[Figure dataset records]
::::
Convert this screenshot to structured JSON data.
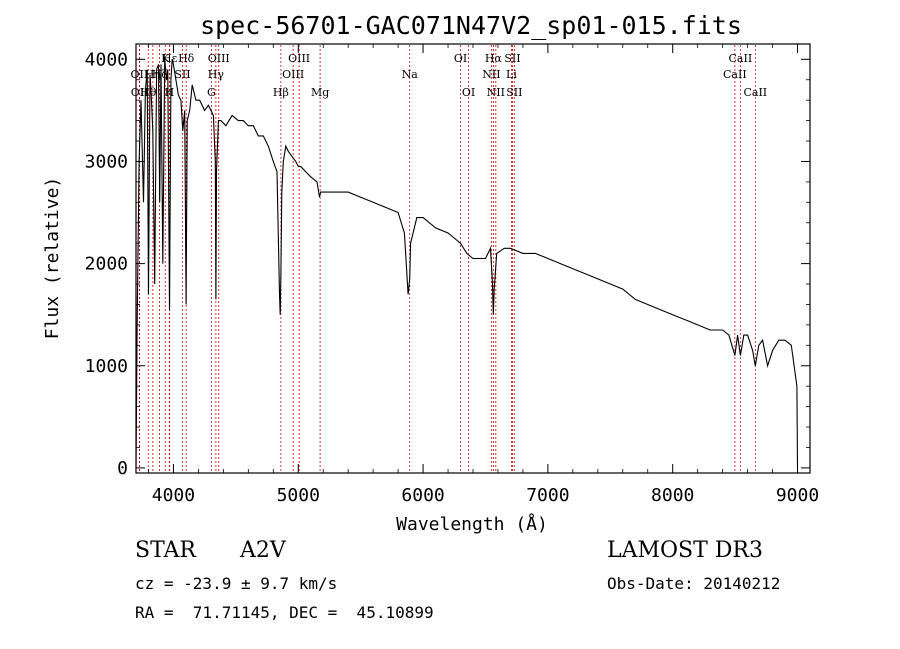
{
  "chart_data": {
    "type": "line",
    "title": "spec-56701-GAC071N47V2_sp01-015.fits",
    "xlabel": "Wavelength (Å)",
    "ylabel": "Flux (relative)",
    "xlim": [
      3700,
      9100
    ],
    "ylim": [
      -50,
      4150
    ],
    "x_ticks": [
      4000,
      5000,
      6000,
      7000,
      8000,
      9000
    ],
    "y_ticks": [
      0,
      1000,
      2000,
      3000,
      4000
    ],
    "series": [
      {
        "name": "spectrum",
        "x": [
          3700,
          3710,
          3725,
          3740,
          3760,
          3775,
          3790,
          3800,
          3812,
          3820,
          3835,
          3850,
          3865,
          3880,
          3890,
          3900,
          3915,
          3930,
          3945,
          3955,
          3968,
          3980,
          3990,
          4000,
          4020,
          4040,
          4060,
          4075,
          4090,
          4101,
          4110,
          4130,
          4150,
          4180,
          4210,
          4250,
          4280,
          4300,
          4320,
          4335,
          4340,
          4345,
          4360,
          4380,
          4420,
          4470,
          4520,
          4560,
          4600,
          4640,
          4680,
          4720,
          4760,
          4800,
          4830,
          4850,
          4855,
          4861,
          4868,
          4880,
          4900,
          4920,
          4950,
          4980,
          5000,
          5020,
          5060,
          5100,
          5150,
          5170,
          5180,
          5200,
          5260,
          5330,
          5400,
          5500,
          5600,
          5700,
          5800,
          5850,
          5880,
          5893,
          5900,
          5950,
          6000,
          6100,
          6200,
          6300,
          6350,
          6400,
          6500,
          6540,
          6556,
          6563,
          6570,
          6590,
          6650,
          6700,
          6800,
          6900,
          7000,
          7100,
          7200,
          7300,
          7400,
          7500,
          7600,
          7700,
          7800,
          7900,
          8000,
          8100,
          8200,
          8300,
          8400,
          8450,
          8498,
          8520,
          8542,
          8570,
          8600,
          8640,
          8662,
          8690,
          8720,
          8760,
          8800,
          8850,
          8900,
          8950,
          8995,
          9000
        ],
        "y": [
          0,
          1450,
          3000,
          3600,
          2600,
          3700,
          3900,
          1700,
          3850,
          3700,
          3300,
          1800,
          3900,
          3950,
          2600,
          3950,
          2000,
          4000,
          3800,
          3900,
          1550,
          3800,
          4000,
          3950,
          3800,
          3650,
          3600,
          3300,
          3500,
          1600,
          3400,
          3500,
          3750,
          3600,
          3600,
          3500,
          3550,
          3500,
          3450,
          3000,
          1650,
          2900,
          3400,
          3400,
          3350,
          3450,
          3400,
          3400,
          3350,
          3350,
          3250,
          3250,
          3150,
          3000,
          2900,
          1700,
          1500,
          1900,
          2700,
          3000,
          3150,
          3100,
          3050,
          3000,
          2950,
          2950,
          2900,
          2850,
          2800,
          2650,
          2700,
          2700,
          2700,
          2700,
          2700,
          2650,
          2600,
          2550,
          2500,
          2300,
          1700,
          1850,
          2200,
          2450,
          2450,
          2350,
          2300,
          2200,
          2100,
          2050,
          2050,
          2150,
          1800,
          1500,
          1750,
          2100,
          2150,
          2150,
          2100,
          2100,
          2050,
          2000,
          1950,
          1900,
          1850,
          1800,
          1750,
          1650,
          1600,
          1550,
          1500,
          1450,
          1400,
          1350,
          1350,
          1300,
          1100,
          1300,
          1100,
          1300,
          1300,
          1150,
          1000,
          1200,
          1250,
          1000,
          1150,
          1250,
          1250,
          1200,
          800,
          0
        ]
      }
    ],
    "lines": [
      {
        "label": "Hε",
        "x": 3970,
        "row": 1
      },
      {
        "label": "K",
        "x": 3934,
        "row": 1
      },
      {
        "label": "Hδ",
        "x": 4102,
        "row": 1
      },
      {
        "label": "OIII",
        "x": 4363,
        "row": 1
      },
      {
        "label": "OIII",
        "x": 5007,
        "row": 1
      },
      {
        "label": "OI",
        "x": 6300,
        "row": 1
      },
      {
        "label": "Hα",
        "x": 6563,
        "row": 1
      },
      {
        "label": "SII",
        "x": 6716,
        "row": 1
      },
      {
        "label": "CaII",
        "x": 8542,
        "row": 1
      },
      {
        "label": "OII",
        "x": 3727,
        "row": 2
      },
      {
        "label": "Hη",
        "x": 3835,
        "row": 2
      },
      {
        "label": "Hζ",
        "x": 3889,
        "row": 2
      },
      {
        "label": "SII",
        "x": 4072,
        "row": 2
      },
      {
        "label": "Hγ",
        "x": 4340,
        "row": 2
      },
      {
        "label": "OIII",
        "x": 4959,
        "row": 2
      },
      {
        "label": "Na",
        "x": 5893,
        "row": 2
      },
      {
        "label": "NII",
        "x": 6548,
        "row": 2
      },
      {
        "label": "Li",
        "x": 6708,
        "row": 2
      },
      {
        "label": "CaII",
        "x": 8498,
        "row": 2
      },
      {
        "label": "OII",
        "x": 3729,
        "row": 3
      },
      {
        "label": "Hθ",
        "x": 3798,
        "row": 3
      },
      {
        "label": "H",
        "x": 3968,
        "row": 3
      },
      {
        "label": "G",
        "x": 4304,
        "row": 3
      },
      {
        "label": "Hβ",
        "x": 4861,
        "row": 3
      },
      {
        "label": "Mg",
        "x": 5175,
        "row": 3
      },
      {
        "label": "OI",
        "x": 6364,
        "row": 3
      },
      {
        "label": "NII",
        "x": 6583,
        "row": 3
      },
      {
        "label": "SII",
        "x": 6731,
        "row": 3
      },
      {
        "label": "CaII",
        "x": 8662,
        "row": 3
      }
    ],
    "grid": false,
    "legend": "none"
  },
  "info": {
    "obj_class": "STAR",
    "subclass": "A2V",
    "redshift": "cz = -23.9 ± 9.7 km/s",
    "coords": "RA =  71.71145, DEC =  45.10899",
    "survey": "LAMOST DR3",
    "obs_date": "Obs-Date: 20140212"
  }
}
::::
[Short problem] Without the pictures, restate each entry exactly.

[Finished exercise]
Convert this screenshot to structured JSON data.
{
  "chart_data": {
    "type": "line",
    "title": "spec-56701-GAC071N47V2_sp01-015.fits",
    "xlabel": "Wavelength (Å)",
    "ylabel": "Flux (relative)",
    "xlim": [
      3700,
      9100
    ],
    "ylim": [
      -50,
      4150
    ],
    "x_ticks": [
      4000,
      5000,
      6000,
      7000,
      8000,
      9000
    ],
    "y_ticks": [
      0,
      1000,
      2000,
      3000,
      4000
    ],
    "series": [
      {
        "name": "spectrum",
        "x": [
          3700,
          3710,
          3725,
          3740,
          3760,
          3775,
          3790,
          3800,
          3812,
          3820,
          3835,
          3850,
          3865,
          3880,
          3890,
          3900,
          3915,
          3930,
          3945,
          3955,
          3968,
          3980,
          3990,
          4000,
          4020,
          4040,
          4060,
          4075,
          4090,
          4101,
          4110,
          4130,
          4150,
          4180,
          4210,
          4250,
          4280,
          4300,
          4320,
          4335,
          4340,
          4345,
          4360,
          4380,
          4420,
          4470,
          4520,
          4560,
          4600,
          4640,
          4680,
          4720,
          4760,
          4800,
          4830,
          4850,
          4855,
          4861,
          4868,
          4880,
          4900,
          4920,
          4950,
          4980,
          5000,
          5020,
          5060,
          5100,
          5150,
          5170,
          5180,
          5200,
          5260,
          5330,
          5400,
          5500,
          5600,
          5700,
          5800,
          5850,
          5880,
          5893,
          5900,
          5950,
          6000,
          6100,
          6200,
          6300,
          6350,
          6400,
          6500,
          6540,
          6556,
          6563,
          6570,
          6590,
          6650,
          6700,
          6800,
          6900,
          7000,
          7100,
          7200,
          7300,
          7400,
          7500,
          7600,
          7700,
          7800,
          7900,
          8000,
          8100,
          8200,
          8300,
          8400,
          8450,
          8498,
          8520,
          8542,
          8570,
          8600,
          8640,
          8662,
          8690,
          8720,
          8760,
          8800,
          8850,
          8900,
          8950,
          8995,
          9000
        ],
        "y": [
          0,
          1450,
          3000,
          3600,
          2600,
          3700,
          3900,
          1700,
          3850,
          3700,
          3300,
          1800,
          3900,
          3950,
          2600,
          3950,
          2000,
          4000,
          3800,
          3900,
          1550,
          3800,
          4000,
          3950,
          3800,
          3650,
          3600,
          3300,
          3500,
          1600,
          3400,
          3500,
          3750,
          3600,
          3600,
          3500,
          3550,
          3500,
          3450,
          3000,
          1650,
          2900,
          3400,
          3400,
          3350,
          3450,
          3400,
          3400,
          3350,
          3350,
          3250,
          3250,
          3150,
          3000,
          2900,
          1700,
          1500,
          1900,
          2700,
          3000,
          3150,
          3100,
          3050,
          3000,
          2950,
          2950,
          2900,
          2850,
          2800,
          2650,
          2700,
          2700,
          2700,
          2700,
          2700,
          2650,
          2600,
          2550,
          2500,
          2300,
          1700,
          1850,
          2200,
          2450,
          2450,
          2350,
          2300,
          2200,
          2100,
          2050,
          2050,
          2150,
          1800,
          1500,
          1750,
          2100,
          2150,
          2150,
          2100,
          2100,
          2050,
          2000,
          1950,
          1900,
          1850,
          1800,
          1750,
          1650,
          1600,
          1550,
          1500,
          1450,
          1400,
          1350,
          1350,
          1300,
          1100,
          1300,
          1100,
          1300,
          1300,
          1150,
          1000,
          1200,
          1250,
          1000,
          1150,
          1250,
          1250,
          1200,
          800,
          0
        ]
      }
    ],
    "lines": [
      {
        "label": "Hε",
        "x": 3970,
        "row": 1
      },
      {
        "label": "K",
        "x": 3934,
        "row": 1
      },
      {
        "label": "Hδ",
        "x": 4102,
        "row": 1
      },
      {
        "label": "OIII",
        "x": 4363,
        "row": 1
      },
      {
        "label": "OIII",
        "x": 5007,
        "row": 1
      },
      {
        "label": "OI",
        "x": 6300,
        "row": 1
      },
      {
        "label": "Hα",
        "x": 6563,
        "row": 1
      },
      {
        "label": "SII",
        "x": 6716,
        "row": 1
      },
      {
        "label": "CaII",
        "x": 8542,
        "row": 1
      },
      {
        "label": "OII",
        "x": 3727,
        "row": 2
      },
      {
        "label": "Hη",
        "x": 3835,
        "row": 2
      },
      {
        "label": "Hζ",
        "x": 3889,
        "row": 2
      },
      {
        "label": "SII",
        "x": 4072,
        "row": 2
      },
      {
        "label": "Hγ",
        "x": 4340,
        "row": 2
      },
      {
        "label": "OIII",
        "x": 4959,
        "row": 2
      },
      {
        "label": "Na",
        "x": 5893,
        "row": 2
      },
      {
        "label": "NII",
        "x": 6548,
        "row": 2
      },
      {
        "label": "Li",
        "x": 6708,
        "row": 2
      },
      {
        "label": "CaII",
        "x": 8498,
        "row": 2
      },
      {
        "label": "OII",
        "x": 3729,
        "row": 3
      },
      {
        "label": "Hθ",
        "x": 3798,
        "row": 3
      },
      {
        "label": "H",
        "x": 3968,
        "row": 3
      },
      {
        "label": "G",
        "x": 4304,
        "row": 3
      },
      {
        "label": "Hβ",
        "x": 4861,
        "row": 3
      },
      {
        "label": "Mg",
        "x": 5175,
        "row": 3
      },
      {
        "label": "OI",
        "x": 6364,
        "row": 3
      },
      {
        "label": "NII",
        "x": 6583,
        "row": 3
      },
      {
        "label": "SII",
        "x": 6731,
        "row": 3
      },
      {
        "label": "CaII",
        "x": 8662,
        "row": 3
      }
    ],
    "grid": false,
    "legend": "none"
  },
  "info": {
    "obj_class": "STAR",
    "subclass": "A2V",
    "redshift": "cz = -23.9 ± 9.7 km/s",
    "coords": "RA =  71.71145, DEC =  45.10899",
    "survey": "LAMOST DR3",
    "obs_date": "Obs-Date: 20140212"
  }
}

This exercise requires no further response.